**Input records:**
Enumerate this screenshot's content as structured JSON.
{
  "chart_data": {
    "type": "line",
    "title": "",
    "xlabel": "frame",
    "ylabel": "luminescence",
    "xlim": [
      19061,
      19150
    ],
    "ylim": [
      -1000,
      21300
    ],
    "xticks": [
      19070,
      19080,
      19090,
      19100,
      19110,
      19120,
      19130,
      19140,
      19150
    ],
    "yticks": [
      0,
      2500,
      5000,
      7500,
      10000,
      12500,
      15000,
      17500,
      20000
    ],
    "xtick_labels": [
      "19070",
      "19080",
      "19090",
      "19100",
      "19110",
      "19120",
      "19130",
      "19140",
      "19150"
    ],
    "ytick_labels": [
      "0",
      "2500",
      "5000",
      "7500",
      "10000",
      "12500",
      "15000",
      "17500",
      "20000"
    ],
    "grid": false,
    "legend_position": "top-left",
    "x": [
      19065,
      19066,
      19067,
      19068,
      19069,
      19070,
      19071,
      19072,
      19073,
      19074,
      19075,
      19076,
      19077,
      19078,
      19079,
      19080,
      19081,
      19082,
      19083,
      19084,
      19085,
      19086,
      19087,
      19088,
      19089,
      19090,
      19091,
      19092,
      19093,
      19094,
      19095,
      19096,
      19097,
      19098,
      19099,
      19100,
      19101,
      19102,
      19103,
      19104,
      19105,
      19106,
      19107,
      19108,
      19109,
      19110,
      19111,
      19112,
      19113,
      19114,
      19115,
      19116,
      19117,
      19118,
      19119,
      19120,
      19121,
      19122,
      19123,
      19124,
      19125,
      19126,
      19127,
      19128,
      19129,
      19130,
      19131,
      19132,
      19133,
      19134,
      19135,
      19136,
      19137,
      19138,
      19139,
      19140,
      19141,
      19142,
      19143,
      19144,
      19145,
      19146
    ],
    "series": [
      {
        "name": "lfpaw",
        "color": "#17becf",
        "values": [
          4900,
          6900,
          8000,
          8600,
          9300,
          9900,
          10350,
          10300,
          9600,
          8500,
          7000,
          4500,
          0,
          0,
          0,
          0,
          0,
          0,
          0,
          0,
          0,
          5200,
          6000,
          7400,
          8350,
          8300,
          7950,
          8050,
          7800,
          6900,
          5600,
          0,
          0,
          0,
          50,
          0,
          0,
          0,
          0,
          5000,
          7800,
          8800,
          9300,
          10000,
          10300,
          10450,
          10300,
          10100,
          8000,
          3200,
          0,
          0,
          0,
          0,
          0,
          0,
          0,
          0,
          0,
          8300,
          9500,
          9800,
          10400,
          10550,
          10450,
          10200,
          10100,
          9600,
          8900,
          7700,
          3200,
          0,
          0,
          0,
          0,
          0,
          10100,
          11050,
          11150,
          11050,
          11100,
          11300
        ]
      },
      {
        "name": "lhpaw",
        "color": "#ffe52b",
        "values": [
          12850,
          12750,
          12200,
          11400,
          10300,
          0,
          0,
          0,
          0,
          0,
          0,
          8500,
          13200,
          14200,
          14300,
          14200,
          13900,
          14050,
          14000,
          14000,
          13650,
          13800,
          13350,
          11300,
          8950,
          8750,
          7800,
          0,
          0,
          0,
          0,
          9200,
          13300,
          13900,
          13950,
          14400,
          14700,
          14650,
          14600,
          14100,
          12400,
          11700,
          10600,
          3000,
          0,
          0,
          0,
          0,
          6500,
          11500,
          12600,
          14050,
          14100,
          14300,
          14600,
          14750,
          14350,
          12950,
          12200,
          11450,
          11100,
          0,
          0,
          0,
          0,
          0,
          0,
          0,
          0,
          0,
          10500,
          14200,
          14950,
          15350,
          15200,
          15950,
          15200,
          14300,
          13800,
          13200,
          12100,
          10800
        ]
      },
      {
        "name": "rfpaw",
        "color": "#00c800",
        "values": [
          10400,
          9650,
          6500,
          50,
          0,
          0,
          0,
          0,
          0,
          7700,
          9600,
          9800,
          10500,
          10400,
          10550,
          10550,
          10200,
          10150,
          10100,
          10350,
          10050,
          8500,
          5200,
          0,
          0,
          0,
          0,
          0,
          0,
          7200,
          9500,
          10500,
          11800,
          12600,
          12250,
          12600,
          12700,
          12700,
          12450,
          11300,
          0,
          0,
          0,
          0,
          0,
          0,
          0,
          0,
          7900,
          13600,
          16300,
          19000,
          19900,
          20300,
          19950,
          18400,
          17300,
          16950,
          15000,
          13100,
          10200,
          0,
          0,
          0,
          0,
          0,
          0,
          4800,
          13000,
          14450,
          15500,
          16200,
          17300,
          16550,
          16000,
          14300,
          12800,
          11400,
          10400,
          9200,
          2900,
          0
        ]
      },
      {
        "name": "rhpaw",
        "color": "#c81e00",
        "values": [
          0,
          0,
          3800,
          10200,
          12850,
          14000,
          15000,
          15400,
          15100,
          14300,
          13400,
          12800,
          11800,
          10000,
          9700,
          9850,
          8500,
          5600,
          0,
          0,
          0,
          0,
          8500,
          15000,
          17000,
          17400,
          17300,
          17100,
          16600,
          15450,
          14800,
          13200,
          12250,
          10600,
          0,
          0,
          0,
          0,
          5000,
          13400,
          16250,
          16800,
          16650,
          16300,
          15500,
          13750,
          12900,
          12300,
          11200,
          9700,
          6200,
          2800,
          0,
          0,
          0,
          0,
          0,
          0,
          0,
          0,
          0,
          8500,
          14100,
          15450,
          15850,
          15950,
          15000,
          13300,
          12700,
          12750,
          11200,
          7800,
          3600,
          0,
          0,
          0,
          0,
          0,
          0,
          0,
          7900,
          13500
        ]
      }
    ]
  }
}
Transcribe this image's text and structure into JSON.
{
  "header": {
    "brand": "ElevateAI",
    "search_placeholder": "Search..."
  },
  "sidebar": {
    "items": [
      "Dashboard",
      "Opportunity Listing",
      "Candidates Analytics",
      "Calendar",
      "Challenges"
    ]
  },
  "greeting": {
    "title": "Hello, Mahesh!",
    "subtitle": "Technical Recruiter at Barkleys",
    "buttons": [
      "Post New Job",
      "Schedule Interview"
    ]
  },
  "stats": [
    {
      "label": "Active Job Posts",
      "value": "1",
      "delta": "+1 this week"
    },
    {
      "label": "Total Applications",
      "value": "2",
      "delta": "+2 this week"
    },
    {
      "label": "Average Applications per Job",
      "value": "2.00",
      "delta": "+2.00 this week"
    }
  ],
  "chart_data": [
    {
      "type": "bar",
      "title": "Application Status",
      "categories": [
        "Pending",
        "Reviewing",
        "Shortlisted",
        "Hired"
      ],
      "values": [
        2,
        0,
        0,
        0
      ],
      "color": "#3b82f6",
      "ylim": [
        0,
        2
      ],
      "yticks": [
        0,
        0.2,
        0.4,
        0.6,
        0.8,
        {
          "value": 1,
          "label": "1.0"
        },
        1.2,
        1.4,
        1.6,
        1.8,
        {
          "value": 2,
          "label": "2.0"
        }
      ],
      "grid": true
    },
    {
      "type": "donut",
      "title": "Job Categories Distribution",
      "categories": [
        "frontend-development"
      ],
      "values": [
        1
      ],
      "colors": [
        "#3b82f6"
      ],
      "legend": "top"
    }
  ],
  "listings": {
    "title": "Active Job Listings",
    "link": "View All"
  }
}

**What this task involves:**
List the lines of the material in which the word "JSON" occurs.

**Result:**
Enumerate this screenshot's content as structured JSON.
Transcribe this image's text and structure into JSON.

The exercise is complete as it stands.